(Data entries)
○ ○ ○ ○ ○
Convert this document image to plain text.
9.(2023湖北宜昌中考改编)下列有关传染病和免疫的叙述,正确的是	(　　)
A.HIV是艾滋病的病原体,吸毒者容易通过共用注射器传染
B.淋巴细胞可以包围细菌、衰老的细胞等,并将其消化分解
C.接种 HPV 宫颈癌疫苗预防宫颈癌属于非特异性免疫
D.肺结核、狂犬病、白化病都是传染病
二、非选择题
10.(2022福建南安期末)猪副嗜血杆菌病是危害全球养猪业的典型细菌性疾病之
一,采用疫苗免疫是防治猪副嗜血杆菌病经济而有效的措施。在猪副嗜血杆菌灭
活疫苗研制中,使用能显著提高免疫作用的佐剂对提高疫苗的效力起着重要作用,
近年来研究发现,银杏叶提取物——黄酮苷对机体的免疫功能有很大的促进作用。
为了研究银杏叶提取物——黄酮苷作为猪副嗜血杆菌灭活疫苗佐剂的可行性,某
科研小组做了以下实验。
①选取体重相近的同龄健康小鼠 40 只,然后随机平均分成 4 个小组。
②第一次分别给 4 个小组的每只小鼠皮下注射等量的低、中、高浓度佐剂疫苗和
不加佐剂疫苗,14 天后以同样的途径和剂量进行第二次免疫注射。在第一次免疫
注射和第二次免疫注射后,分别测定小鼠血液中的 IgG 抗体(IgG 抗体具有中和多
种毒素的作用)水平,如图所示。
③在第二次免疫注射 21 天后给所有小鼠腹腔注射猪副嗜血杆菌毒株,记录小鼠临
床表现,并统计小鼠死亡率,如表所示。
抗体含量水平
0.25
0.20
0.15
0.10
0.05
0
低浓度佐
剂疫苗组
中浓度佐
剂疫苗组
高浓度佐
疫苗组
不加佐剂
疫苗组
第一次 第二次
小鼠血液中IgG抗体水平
○ ○ ○ ○ ○
◆ **Required task**
Exact copies of all the records are required.

◆ **The answer**
Convert this document image to plain text.
9.(2023湖北宜昌中考改编)下列有关传染病和免疫的叙述,正确的是	(　　)
A.HIV是艾滋病的病原体,吸毒者容易通过共用注射器传染
B.淋巴细胞可以包围细菌、衰老的细胞等,并将其消化分解
C.接种 HPV 宫颈癌疫苗预防宫颈癌属于非特异性免疫
D.肺结核、狂犬病、白化病都是传染病
二、非选择题
10.(2022福建南安期末)猪副嗜血杆菌病是危害全球养猪业的典型细菌性疾病之
一,采用疫苗免疫是防治猪副嗜血杆菌病经济而有效的措施。在猪副嗜血杆菌灭
活疫苗研制中,使用能显著提高免疫作用的佐剂对提高疫苗的效力起着重要作用,
近年来研究发现,银杏叶提取物——黄酮苷对机体的免疫功能有很大的促进作用。
为了研究银杏叶提取物——黄酮苷作为猪副嗜血杆菌灭活疫苗佐剂的可行性,某
科研小组做了以下实验。
①选取体重相近的同龄健康小鼠 40 只,然后随机平均分成 4 个小组。
②第一次分别给 4 个小组的每只小鼠皮下注射等量的低、中、高浓度佐剂疫苗和
不加佐剂疫苗,14 天后以同样的途径和剂量进行第二次免疫注射。在第一次免疫
注射和第二次免疫注射后,分别测定小鼠血液中的 IgG 抗体(IgG 抗体具有中和多
种毒素的作用)水平,如图所示。
③在第二次免疫注射 21 天后给所有小鼠腹腔注射猪副嗜血杆菌毒株,记录小鼠临
床表现,并统计小鼠死亡率,如表所示。
抗体含量水平
0.25
0.20
0.15
0.10
0.05
0
低浓度佐
剂疫苗组
中浓度佐
剂疫苗组
高浓度佐
疫苗组
不加佐剂
疫苗组
第一次 第二次
小鼠血液中IgG抗体水平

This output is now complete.